-- START Available data --
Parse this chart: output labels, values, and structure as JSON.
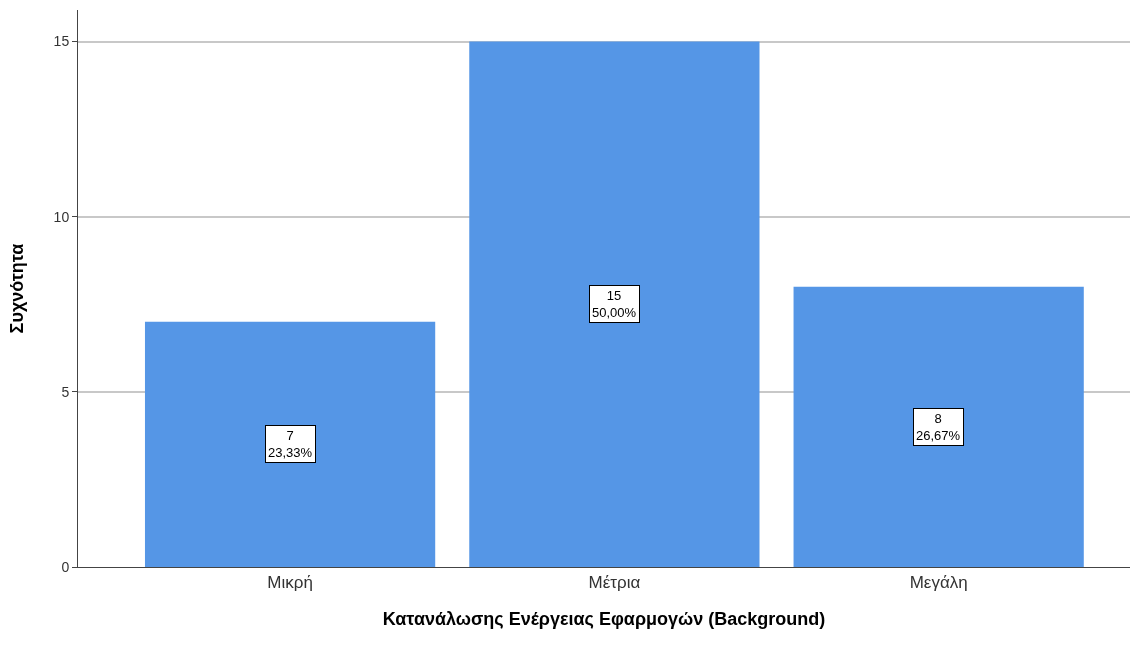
{
  "chart_data": {
    "type": "bar",
    "xlabel": "Κατανάλωσης Ενέργειας Εφαρμογών (Background)",
    "ylabel": "Συχνότητα",
    "categories": [
      "Μικρή",
      "Μέτρια",
      "Μεγάλη"
    ],
    "values": [
      7,
      15,
      8
    ],
    "value_labels": [
      "7\n23,33%",
      "15\n50,00%",
      "8\n26,67%"
    ],
    "color": "#5596e6",
    "ylim": [
      0,
      15.9
    ],
    "yticks": [
      0,
      5,
      10,
      15
    ],
    "grid": "y"
  }
}
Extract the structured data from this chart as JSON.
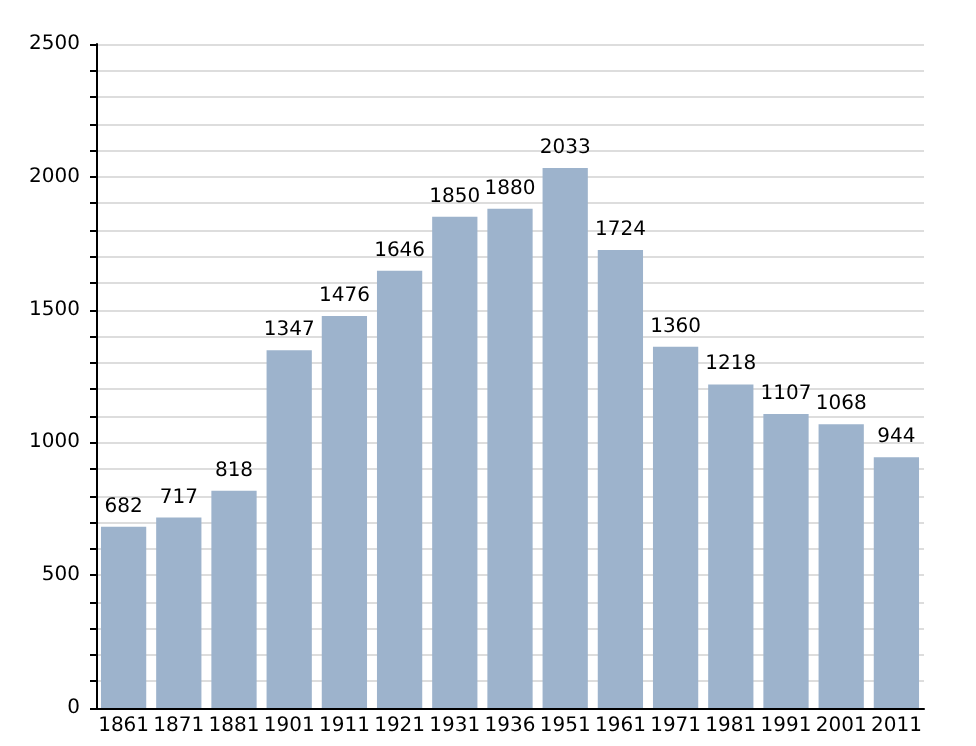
{
  "chart_data": {
    "type": "bar",
    "categories": [
      "1861",
      "1871",
      "1881",
      "1901",
      "1911",
      "1921",
      "1931",
      "1936",
      "1951",
      "1961",
      "1971",
      "1981",
      "1991",
      "2001",
      "2011"
    ],
    "values": [
      682,
      717,
      818,
      1347,
      1476,
      1646,
      1850,
      1880,
      2033,
      1724,
      1360,
      1218,
      1107,
      1068,
      944
    ],
    "color": "#9db3cc",
    "data_labels": true,
    "ylim": [
      0,
      2500
    ],
    "yticks": [
      0,
      {
        "value": 100,
        "label": null
      },
      {
        "value": 200,
        "label": null
      },
      {
        "value": 300,
        "label": null
      },
      {
        "value": 400,
        "label": null
      },
      500,
      {
        "value": 600,
        "label": null
      },
      {
        "value": 700,
        "label": null
      },
      {
        "value": 800,
        "label": null
      },
      {
        "value": 900,
        "label": null
      },
      1000,
      {
        "value": 1100,
        "label": null
      },
      {
        "value": 1200,
        "label": null
      },
      {
        "value": 1300,
        "label": null
      },
      {
        "value": 1400,
        "label": null
      },
      1500,
      {
        "value": 1600,
        "label": null
      },
      {
        "value": 1700,
        "label": null
      },
      {
        "value": 1800,
        "label": null
      },
      {
        "value": 1900,
        "label": null
      },
      2000,
      {
        "value": 2100,
        "label": null
      },
      {
        "value": 2200,
        "label": null
      },
      {
        "value": 2300,
        "label": null
      },
      {
        "value": 2400,
        "label": null
      },
      2500
    ],
    "grid": "y"
  }
}
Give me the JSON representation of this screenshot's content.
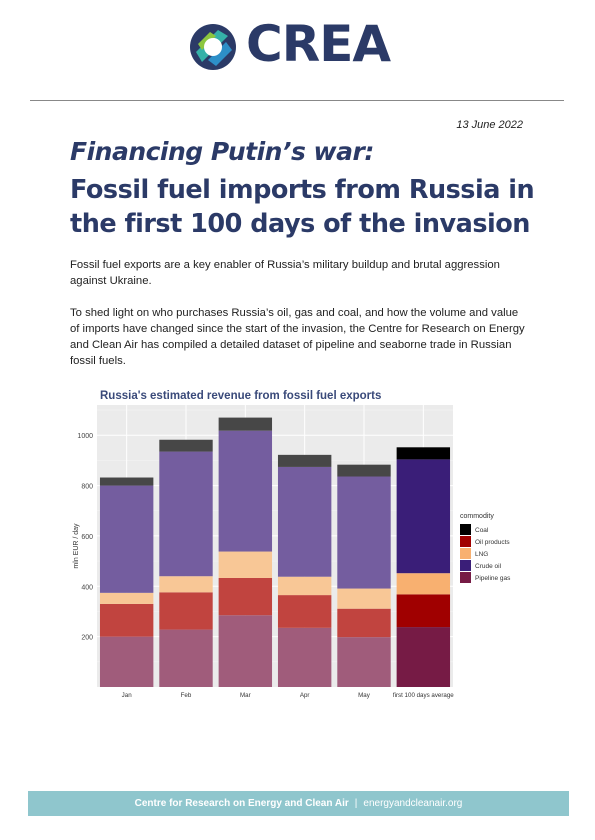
-- END Available data --
Make an exact reproduction of the listing above, without any pictures.

Parse this chart: output labels, values, and structure as JSON.
{
  "chart_data": {
    "type": "bar",
    "xlabel": "Κατανάλωσης Ενέργειας Εφαρμογών (Background)",
    "ylabel": "Συχνότητα",
    "categories": [
      "Μικρή",
      "Μέτρια",
      "Μεγάλη"
    ],
    "values": [
      7,
      15,
      8
    ],
    "value_labels": [
      "7\n23,33%",
      "15\n50,00%",
      "8\n26,67%"
    ],
    "color": "#5596e6",
    "ylim": [
      0,
      15.9
    ],
    "yticks": [
      0,
      5,
      10,
      15
    ],
    "grid": "y"
  }
}
Extract the structured data from this chart as JSON.
{
  "chart_data": {
    "type": "bar",
    "categories": [
      "1861",
      "1871",
      "1881",
      "1901",
      "1911",
      "1921",
      "1931",
      "1936",
      "1951",
      "1961",
      "1971",
      "1981",
      "1991",
      "2001",
      "2011"
    ],
    "values": [
      682,
      717,
      818,
      1347,
      1476,
      1646,
      1850,
      1880,
      2033,
      1724,
      1360,
      1218,
      1107,
      1068,
      944
    ],
    "color": "#9db3cc",
    "data_labels": true,
    "ylim": [
      0,
      2500
    ],
    "yticks": [
      0,
      {
        "value": 100,
        "label": null
      },
      {
        "value": 200,
        "label": null
      },
      {
        "value": 300,
        "label": null
      },
      {
        "value": 400,
        "label": null
      },
      500,
      {
        "value": 600,
        "label": null
      },
      {
        "value": 700,
        "label": null
      },
      {
        "value": 800,
        "label": null
      },
      {
        "value": 900,
        "label": null
      },
      1000,
      {
        "value": 1100,
        "label": null
      },
      {
        "value": 1200,
        "label": null
      },
      {
        "value": 1300,
        "label": null
      },
      {
        "value": 1400,
        "label": null
      },
      1500,
      {
        "value": 1600,
        "label": null
      },
      {
        "value": 1700,
        "label": null
      },
      {
        "value": 1800,
        "label": null
      },
      {
        "value": 1900,
        "label": null
      },
      2000,
      {
        "value": 2100,
        "label": null
      },
      {
        "value": 2200,
        "label": null
      },
      {
        "value": 2300,
        "label": null
      },
      {
        "value": 2400,
        "label": null
      },
      2500
    ],
    "grid": "y"
  }
}
Give me the JSON representation of this screenshot's content.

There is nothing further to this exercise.